Every line below that mentions the word "asiat" should be copied out.

**Data rows:**
•••••

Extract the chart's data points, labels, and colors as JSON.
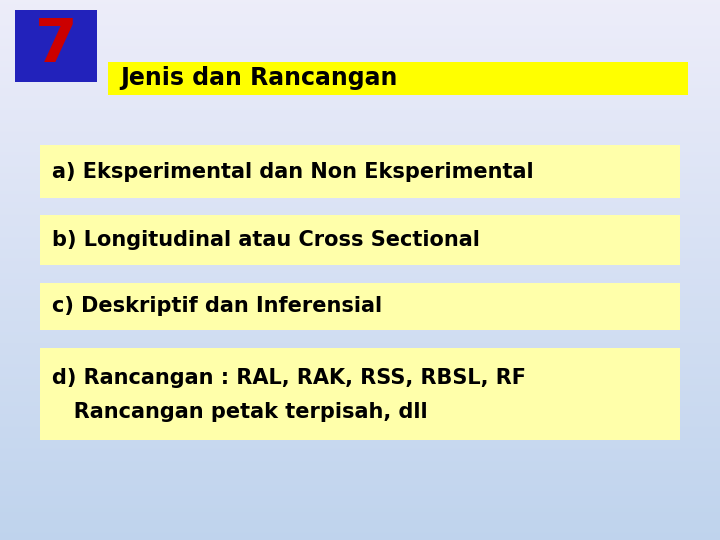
{
  "title_number": "7",
  "title_number_color": "#cc0000",
  "title_number_bg": "#2222bb",
  "title_text": "Jenis dan Rancangan",
  "title_bg": "#ffff00",
  "title_text_color": "#000000",
  "items": [
    "a) Eksperimental dan Non Eksperimental",
    "b) Longitudinal atau Cross Sectional",
    "c) Deskriptif dan Inferensial",
    "d) Rancangan : RAL, RAK, RSS, RBSL, RF",
    "   Rancangan petak terpisah, dll"
  ],
  "item_bg": "#ffffaa",
  "item_text_color": "#000000",
  "figsize": [
    7.2,
    5.4
  ],
  "dpi": 100
}
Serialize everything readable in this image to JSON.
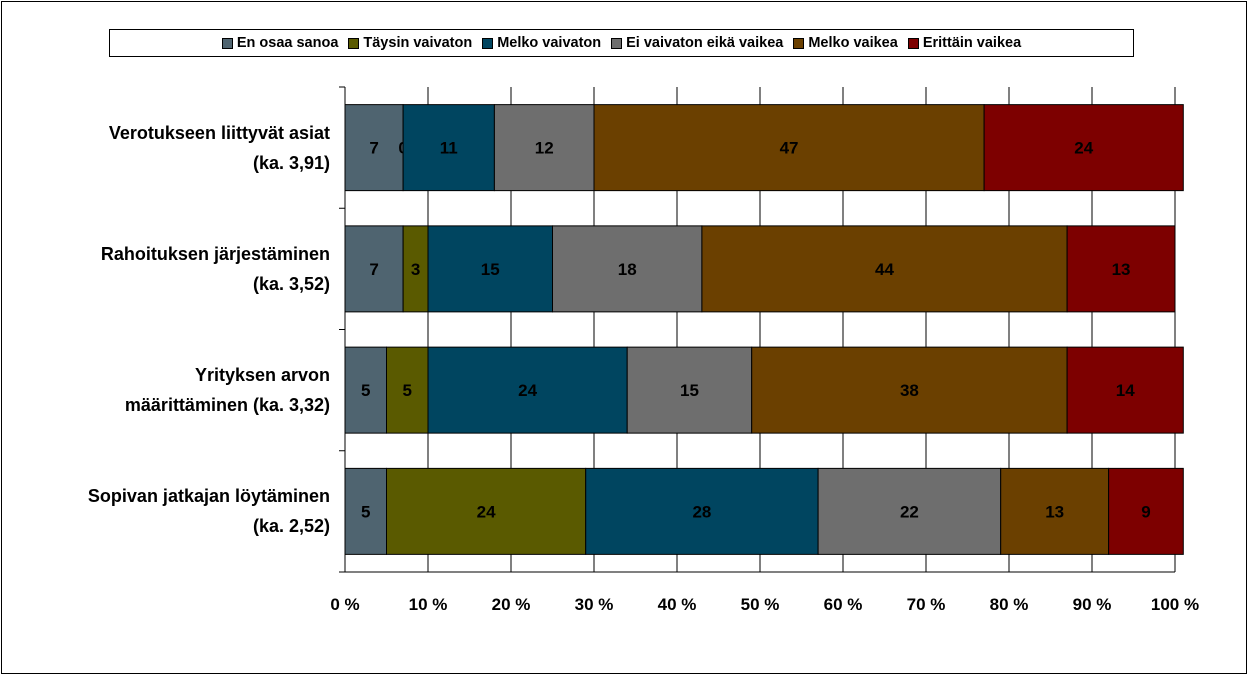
{
  "chart_data": {
    "type": "bar",
    "orientation": "horizontal",
    "stacked": true,
    "percent_stacked": true,
    "categories": [
      "Verotukseen liittyvät asiat (ka. 3,91)",
      "Rahoituksen järjestäminen (ka. 3,52)",
      "Yrityksen arvon määrittäminen (ka. 3,32)",
      "Sopivan jatkajan löytäminen (ka. 2,52)"
    ],
    "category_lines": [
      [
        "Verotukseen liittyvät asiat",
        "(ka. 3,91)"
      ],
      [
        "Rahoituksen järjestäminen",
        "(ka. 3,52)"
      ],
      [
        "Yrityksen arvon",
        "määrittäminen (ka. 3,32)"
      ],
      [
        "Sopivan jatkajan löytäminen",
        "(ka. 2,52)"
      ]
    ],
    "series": [
      {
        "name": "En osaa sanoa",
        "color": "#4f6470",
        "values": [
          7,
          7,
          5,
          5
        ]
      },
      {
        "name": "Täysin vaivaton",
        "color": "#5a5a00",
        "values": [
          0,
          3,
          5,
          24
        ]
      },
      {
        "name": "Melko vaivaton",
        "color": "#004560",
        "values": [
          11,
          15,
          24,
          28
        ]
      },
      {
        "name": "Ei vaivaton eikä vaikea",
        "color": "#6e6e6e",
        "values": [
          12,
          18,
          15,
          22
        ]
      },
      {
        "name": "Melko vaikea",
        "color": "#6b4000",
        "values": [
          47,
          44,
          38,
          13
        ]
      },
      {
        "name": "Erittäin vaikea",
        "color": "#7d0000",
        "values": [
          24,
          13,
          14,
          9
        ]
      }
    ],
    "x_ticks": [
      "0 %",
      "10 %",
      "20 %",
      "30 %",
      "40 %",
      "50 %",
      "60 %",
      "70 %",
      "80 %",
      "90 %",
      "100 %"
    ],
    "xlim": [
      0,
      100
    ],
    "grid": "vertical",
    "legend_position": "top"
  }
}
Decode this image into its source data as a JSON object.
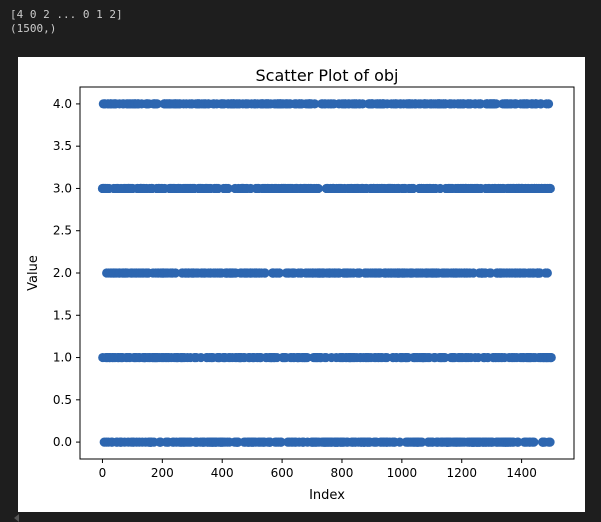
{
  "output": {
    "lines": [
      "[4 0 2 ... 0 1 2]",
      "(1500,)"
    ]
  },
  "chart_data": {
    "type": "scatter",
    "title": "Scatter Plot of obj",
    "xlabel": "Index",
    "ylabel": "Value",
    "xlim": [
      -75,
      1575
    ],
    "ylim": [
      -0.2,
      4.2
    ],
    "xticks": [
      0,
      200,
      400,
      600,
      800,
      1000,
      1200,
      1400
    ],
    "yticks": [
      0.0,
      0.5,
      1.0,
      1.5,
      2.0,
      2.5,
      3.0,
      3.5,
      4.0
    ],
    "xtick_labels": [
      "0",
      "200",
      "400",
      "600",
      "800",
      "1000",
      "1200",
      "1400"
    ],
    "ytick_labels": [
      "0.0",
      "0.5",
      "1.0",
      "1.5",
      "2.0",
      "2.5",
      "3.0",
      "3.5",
      "4.0"
    ],
    "n_points": 1500,
    "levels": [
      0,
      1,
      2,
      3,
      4
    ],
    "marker_color": "#2d66b0",
    "grid": false
  }
}
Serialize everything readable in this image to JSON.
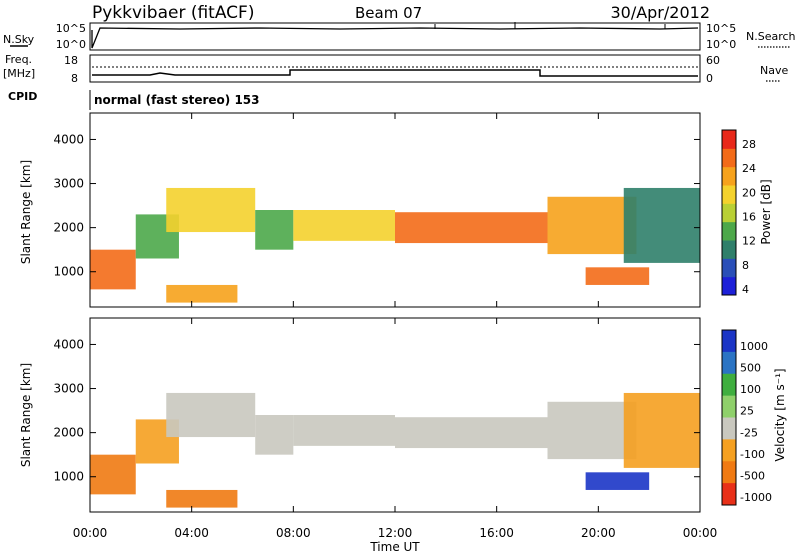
{
  "header": {
    "station": "Pykkvibaer (fitACF)",
    "beam": "Beam 07",
    "date": "30/Apr/2012"
  },
  "sky_panel": {
    "left_label": "N.Sky",
    "right_label": "N.Search",
    "left_ticks": [
      "10^5",
      "10^0"
    ],
    "right_ticks": [
      "10^5",
      "10^0"
    ]
  },
  "freq_panel": {
    "left_label_1": "Freq.",
    "left_label_2": "[MHz]",
    "right_label": "Nave",
    "left_ticks": [
      "18",
      "8"
    ],
    "right_ticks": [
      "60",
      "0"
    ],
    "cpid_label": "CPID",
    "cpid_text": "normal (fast stereo) 153"
  },
  "power_panel": {
    "ylabel": "Slant Range [km]",
    "yticks": [
      "4000",
      "3000",
      "2000",
      "1000"
    ],
    "colorbar_label": "Power [dB]",
    "colorbar_ticks": [
      "28",
      "24",
      "20",
      "16",
      "12",
      "8",
      "4"
    ]
  },
  "velocity_panel": {
    "ylabel": "Slant Range [km]",
    "yticks": [
      "4000",
      "3000",
      "2000",
      "1000"
    ],
    "colorbar_label": "Velocity [m s⁻¹]",
    "colorbar_ticks": [
      "1000",
      "500",
      "100",
      "25",
      "-25",
      "-100",
      "-500",
      "-1000"
    ]
  },
  "x_axis": {
    "label": "Time UT",
    "ticks": [
      "00:00",
      "04:00",
      "08:00",
      "12:00",
      "16:00",
      "20:00",
      "00:00"
    ]
  },
  "chart_data": {
    "type": "heatmap",
    "x_range_hours": [
      0,
      24
    ],
    "y_range_km": [
      200,
      4600
    ],
    "power_scale_db": [
      0,
      32
    ],
    "velocity_scale_ms": [
      -1000,
      1000
    ],
    "power_colors": [
      "#1d20d8",
      "#2a4fb8",
      "#2f7f6a",
      "#4da84a",
      "#b9d035",
      "#f4d22d",
      "#f6a21c",
      "#f36b18",
      "#e8281a"
    ],
    "velocity_colors": [
      "#1b35c6",
      "#2b74c4",
      "#3fae3f",
      "#8fd06b",
      "#c9c8bf",
      "#f5a020",
      "#f07a12",
      "#e83018"
    ],
    "echo_regions": [
      {
        "t0": 0.0,
        "t1": 1.8,
        "r0": 600,
        "r1": 1500,
        "power_db": 28,
        "velocity_ms": -200
      },
      {
        "t0": 1.8,
        "t1": 3.5,
        "r0": 1300,
        "r1": 2300,
        "power_db": 14,
        "velocity_ms": -60
      },
      {
        "t0": 3.0,
        "t1": 6.5,
        "r0": 1900,
        "r1": 2900,
        "power_db": 18,
        "velocity_ms": 0
      },
      {
        "t0": 3.0,
        "t1": 5.8,
        "r0": 300,
        "r1": 700,
        "power_db": 22,
        "velocity_ms": -150
      },
      {
        "t0": 6.5,
        "t1": 8.0,
        "r0": 1500,
        "r1": 2400,
        "power_db": 14,
        "velocity_ms": 0
      },
      {
        "t0": 8.0,
        "t1": 12.0,
        "r0": 1700,
        "r1": 2400,
        "power_db": 20,
        "velocity_ms": 0
      },
      {
        "t0": 12.0,
        "t1": 18.0,
        "r0": 1650,
        "r1": 2350,
        "power_db": 27,
        "velocity_ms": 0
      },
      {
        "t0": 18.0,
        "t1": 21.5,
        "r0": 1400,
        "r1": 2700,
        "power_db": 22,
        "velocity_ms": 0
      },
      {
        "t0": 19.5,
        "t1": 22.0,
        "r0": 700,
        "r1": 1100,
        "power_db": 26,
        "velocity_ms": 600
      },
      {
        "t0": 21.0,
        "t1": 24.0,
        "r0": 1200,
        "r1": 2900,
        "power_db": 10,
        "velocity_ms": -80
      }
    ]
  }
}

•••••

**Reply:**
      "Verotukseen liittyvät asiat (ka. 3,91)",
        "Verotukseen liittyvät asiat",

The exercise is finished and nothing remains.